--- Exercise aim ---
Provide only the number of lines in the records below that include "name".

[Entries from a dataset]

##########

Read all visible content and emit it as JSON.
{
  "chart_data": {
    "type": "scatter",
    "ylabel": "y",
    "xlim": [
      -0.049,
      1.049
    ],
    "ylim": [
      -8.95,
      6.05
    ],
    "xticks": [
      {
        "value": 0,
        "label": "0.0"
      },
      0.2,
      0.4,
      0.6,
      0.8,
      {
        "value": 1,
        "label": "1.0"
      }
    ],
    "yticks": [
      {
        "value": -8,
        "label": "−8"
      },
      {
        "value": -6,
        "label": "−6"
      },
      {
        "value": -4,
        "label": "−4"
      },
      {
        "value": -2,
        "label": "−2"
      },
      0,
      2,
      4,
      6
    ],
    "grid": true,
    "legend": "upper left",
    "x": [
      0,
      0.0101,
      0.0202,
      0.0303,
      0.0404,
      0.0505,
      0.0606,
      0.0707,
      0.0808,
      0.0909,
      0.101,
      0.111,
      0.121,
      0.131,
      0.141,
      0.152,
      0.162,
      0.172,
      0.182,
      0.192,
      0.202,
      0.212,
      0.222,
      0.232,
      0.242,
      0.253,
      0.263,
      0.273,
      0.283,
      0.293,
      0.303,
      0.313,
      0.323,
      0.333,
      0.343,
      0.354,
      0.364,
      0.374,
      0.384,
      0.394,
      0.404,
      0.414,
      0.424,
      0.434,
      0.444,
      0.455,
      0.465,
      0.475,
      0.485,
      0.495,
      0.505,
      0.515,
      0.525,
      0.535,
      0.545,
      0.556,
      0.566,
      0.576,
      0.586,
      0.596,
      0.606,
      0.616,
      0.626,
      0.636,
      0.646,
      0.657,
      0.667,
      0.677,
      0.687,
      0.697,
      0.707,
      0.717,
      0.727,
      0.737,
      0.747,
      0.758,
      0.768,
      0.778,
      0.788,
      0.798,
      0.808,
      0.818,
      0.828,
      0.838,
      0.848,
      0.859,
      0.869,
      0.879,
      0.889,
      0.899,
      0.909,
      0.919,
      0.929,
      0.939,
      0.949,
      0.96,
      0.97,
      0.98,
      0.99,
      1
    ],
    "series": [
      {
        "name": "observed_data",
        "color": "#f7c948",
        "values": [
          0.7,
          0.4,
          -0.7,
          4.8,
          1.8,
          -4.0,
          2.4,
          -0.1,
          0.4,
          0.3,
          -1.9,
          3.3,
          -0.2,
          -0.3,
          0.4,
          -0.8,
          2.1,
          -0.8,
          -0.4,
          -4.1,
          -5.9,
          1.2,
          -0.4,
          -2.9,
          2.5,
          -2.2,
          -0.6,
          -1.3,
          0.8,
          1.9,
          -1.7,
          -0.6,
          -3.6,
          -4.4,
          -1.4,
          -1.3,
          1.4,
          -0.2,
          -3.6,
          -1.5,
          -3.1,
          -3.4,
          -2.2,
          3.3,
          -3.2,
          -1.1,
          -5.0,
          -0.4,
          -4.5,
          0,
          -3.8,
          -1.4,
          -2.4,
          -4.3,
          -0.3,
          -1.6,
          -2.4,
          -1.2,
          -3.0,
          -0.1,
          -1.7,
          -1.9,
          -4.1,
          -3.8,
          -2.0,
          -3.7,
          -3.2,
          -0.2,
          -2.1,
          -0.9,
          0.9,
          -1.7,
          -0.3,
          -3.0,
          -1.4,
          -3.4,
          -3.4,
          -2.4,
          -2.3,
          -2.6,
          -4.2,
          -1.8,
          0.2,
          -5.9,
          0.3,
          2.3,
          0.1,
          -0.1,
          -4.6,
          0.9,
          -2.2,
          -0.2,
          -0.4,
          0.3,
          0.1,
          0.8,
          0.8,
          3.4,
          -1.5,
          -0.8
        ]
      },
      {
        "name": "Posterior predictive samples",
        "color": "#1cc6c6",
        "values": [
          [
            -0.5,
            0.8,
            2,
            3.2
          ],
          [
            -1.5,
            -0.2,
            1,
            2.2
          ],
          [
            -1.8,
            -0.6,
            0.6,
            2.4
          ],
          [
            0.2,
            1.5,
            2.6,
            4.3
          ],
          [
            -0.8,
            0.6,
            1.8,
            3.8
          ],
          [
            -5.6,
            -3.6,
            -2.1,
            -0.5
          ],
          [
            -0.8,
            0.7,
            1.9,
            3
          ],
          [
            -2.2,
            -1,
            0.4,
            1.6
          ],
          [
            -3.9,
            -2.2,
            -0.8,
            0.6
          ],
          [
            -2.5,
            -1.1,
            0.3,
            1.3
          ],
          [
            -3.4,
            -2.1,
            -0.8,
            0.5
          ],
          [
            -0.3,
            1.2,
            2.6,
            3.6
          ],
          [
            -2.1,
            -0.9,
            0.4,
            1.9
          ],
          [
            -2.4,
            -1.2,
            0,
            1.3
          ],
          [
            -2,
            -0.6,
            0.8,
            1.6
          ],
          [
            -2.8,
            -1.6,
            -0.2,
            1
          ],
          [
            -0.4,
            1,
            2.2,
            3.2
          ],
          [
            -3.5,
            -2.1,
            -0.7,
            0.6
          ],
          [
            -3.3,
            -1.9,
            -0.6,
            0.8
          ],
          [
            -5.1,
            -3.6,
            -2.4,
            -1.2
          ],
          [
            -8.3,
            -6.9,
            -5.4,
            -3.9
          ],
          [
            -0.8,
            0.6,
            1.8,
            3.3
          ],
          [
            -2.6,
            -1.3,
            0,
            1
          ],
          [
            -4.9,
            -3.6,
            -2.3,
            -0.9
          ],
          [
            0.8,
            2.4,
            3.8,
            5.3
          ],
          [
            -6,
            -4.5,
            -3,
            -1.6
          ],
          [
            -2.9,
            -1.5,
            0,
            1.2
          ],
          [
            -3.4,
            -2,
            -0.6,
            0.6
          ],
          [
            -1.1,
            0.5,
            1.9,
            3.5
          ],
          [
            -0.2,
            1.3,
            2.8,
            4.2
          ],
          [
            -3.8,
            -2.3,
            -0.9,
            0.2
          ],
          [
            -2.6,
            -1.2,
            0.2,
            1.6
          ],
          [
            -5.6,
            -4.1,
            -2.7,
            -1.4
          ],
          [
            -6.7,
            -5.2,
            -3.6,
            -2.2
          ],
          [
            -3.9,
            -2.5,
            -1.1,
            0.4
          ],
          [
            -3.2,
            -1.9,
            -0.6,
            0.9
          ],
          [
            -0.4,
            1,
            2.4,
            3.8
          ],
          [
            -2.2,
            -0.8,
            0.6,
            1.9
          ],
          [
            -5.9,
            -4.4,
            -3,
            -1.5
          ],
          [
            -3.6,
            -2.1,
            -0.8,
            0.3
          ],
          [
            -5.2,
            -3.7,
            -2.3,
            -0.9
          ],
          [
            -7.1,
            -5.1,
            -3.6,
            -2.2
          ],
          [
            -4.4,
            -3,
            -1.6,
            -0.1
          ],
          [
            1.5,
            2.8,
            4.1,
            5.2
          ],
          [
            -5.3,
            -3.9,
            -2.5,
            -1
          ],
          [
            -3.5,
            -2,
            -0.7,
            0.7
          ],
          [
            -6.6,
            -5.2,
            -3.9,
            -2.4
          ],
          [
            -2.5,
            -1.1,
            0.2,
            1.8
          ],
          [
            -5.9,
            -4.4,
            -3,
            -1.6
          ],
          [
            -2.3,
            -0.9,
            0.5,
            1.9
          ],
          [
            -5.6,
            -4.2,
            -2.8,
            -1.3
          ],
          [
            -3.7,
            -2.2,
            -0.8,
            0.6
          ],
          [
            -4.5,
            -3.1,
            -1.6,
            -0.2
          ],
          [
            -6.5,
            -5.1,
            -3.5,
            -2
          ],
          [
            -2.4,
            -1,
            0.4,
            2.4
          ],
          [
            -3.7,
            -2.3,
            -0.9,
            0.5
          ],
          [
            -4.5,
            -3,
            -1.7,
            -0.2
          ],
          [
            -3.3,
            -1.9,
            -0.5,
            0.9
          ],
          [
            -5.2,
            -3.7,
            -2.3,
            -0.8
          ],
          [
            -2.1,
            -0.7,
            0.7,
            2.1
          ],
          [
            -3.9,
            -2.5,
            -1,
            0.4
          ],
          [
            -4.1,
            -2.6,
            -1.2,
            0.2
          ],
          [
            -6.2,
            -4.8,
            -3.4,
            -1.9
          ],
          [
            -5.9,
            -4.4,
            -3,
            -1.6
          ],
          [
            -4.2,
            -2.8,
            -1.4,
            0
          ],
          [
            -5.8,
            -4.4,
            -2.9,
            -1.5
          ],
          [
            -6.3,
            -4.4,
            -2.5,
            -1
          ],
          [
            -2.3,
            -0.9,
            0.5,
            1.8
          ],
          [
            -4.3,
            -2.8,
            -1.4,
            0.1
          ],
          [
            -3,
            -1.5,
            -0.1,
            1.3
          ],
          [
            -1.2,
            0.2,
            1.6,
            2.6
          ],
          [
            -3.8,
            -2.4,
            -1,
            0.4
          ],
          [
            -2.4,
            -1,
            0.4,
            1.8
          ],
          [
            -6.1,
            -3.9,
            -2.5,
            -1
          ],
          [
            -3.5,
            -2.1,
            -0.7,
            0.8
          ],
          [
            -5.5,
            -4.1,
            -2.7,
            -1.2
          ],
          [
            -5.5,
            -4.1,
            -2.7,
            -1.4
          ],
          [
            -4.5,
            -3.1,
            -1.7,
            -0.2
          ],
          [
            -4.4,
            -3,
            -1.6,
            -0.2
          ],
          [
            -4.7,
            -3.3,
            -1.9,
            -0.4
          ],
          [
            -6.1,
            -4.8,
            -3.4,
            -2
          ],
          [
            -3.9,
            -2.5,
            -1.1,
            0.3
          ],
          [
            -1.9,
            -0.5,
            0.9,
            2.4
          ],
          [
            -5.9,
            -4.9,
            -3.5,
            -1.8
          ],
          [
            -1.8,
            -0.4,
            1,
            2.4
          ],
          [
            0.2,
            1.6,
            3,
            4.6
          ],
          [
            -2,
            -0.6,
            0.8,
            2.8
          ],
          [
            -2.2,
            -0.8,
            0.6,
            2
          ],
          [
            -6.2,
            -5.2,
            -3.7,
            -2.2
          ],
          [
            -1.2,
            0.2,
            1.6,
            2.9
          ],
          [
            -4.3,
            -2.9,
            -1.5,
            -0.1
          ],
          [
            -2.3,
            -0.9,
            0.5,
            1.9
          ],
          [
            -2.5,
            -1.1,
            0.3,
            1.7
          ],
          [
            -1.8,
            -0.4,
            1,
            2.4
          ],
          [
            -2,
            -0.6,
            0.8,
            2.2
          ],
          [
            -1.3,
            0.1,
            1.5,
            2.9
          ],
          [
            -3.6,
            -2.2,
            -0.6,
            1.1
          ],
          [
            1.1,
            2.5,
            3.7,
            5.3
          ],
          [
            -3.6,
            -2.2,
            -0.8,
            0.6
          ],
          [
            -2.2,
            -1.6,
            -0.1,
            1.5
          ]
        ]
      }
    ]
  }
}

##########

--- Output for this task ---
2